## Supplied records
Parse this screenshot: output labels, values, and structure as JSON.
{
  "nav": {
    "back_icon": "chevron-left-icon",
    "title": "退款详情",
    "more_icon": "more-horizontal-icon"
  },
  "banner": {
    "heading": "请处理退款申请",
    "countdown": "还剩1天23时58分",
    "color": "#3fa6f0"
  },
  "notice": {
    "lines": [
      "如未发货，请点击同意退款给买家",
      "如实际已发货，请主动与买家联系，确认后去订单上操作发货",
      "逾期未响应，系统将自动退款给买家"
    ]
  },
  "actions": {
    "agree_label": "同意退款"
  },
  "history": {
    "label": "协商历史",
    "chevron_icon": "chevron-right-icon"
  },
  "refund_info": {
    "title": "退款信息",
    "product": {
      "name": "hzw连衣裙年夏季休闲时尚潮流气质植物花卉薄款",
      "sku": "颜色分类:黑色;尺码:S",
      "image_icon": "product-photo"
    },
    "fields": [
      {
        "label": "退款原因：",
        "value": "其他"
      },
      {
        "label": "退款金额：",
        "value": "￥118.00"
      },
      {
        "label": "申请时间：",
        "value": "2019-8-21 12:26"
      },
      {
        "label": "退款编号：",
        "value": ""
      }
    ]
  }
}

## What is being asked
Extract each entry in full, exactly as given.

## Written solution
Parse this screenshot: output labels, values, and structure as JSON.
{
  "nav": {
    "back_icon": "chevron-left-icon",
    "title": "退款详情",
    "more_icon": "more-horizontal-icon"
  },
  "banner": {
    "heading": "请处理退款申请",
    "countdown": "还剩1天23时58分",
    "color": "#3fa6f0"
  },
  "notice": {
    "lines": [
      "如未发货，请点击同意退款给买家",
      "如实际已发货，请主动与买家联系，确认后去订单上操作发货",
      "逾期未响应，系统将自动退款给买家"
    ]
  },
  "actions": {
    "agree_label": "同意退款"
  },
  "history": {
    "label": "协商历史",
    "chevron_icon": "chevron-right-icon"
  },
  "refund_info": {
    "title": "退款信息",
    "product": {
      "name": "hzw连衣裙年夏季休闲时尚潮流气质植物花卉薄款",
      "sku": "颜色分类:黑色;尺码:S",
      "image_icon": "product-photo"
    },
    "fields": [
      {
        "label": "退款原因：",
        "value": "其他"
      },
      {
        "label": "退款金额：",
        "value": "￥118.00"
      },
      {
        "label": "申请时间：",
        "value": "2019-8-21 12:26"
      },
      {
        "label": "退款编号：",
        "value": ""
      }
    ]
  }
}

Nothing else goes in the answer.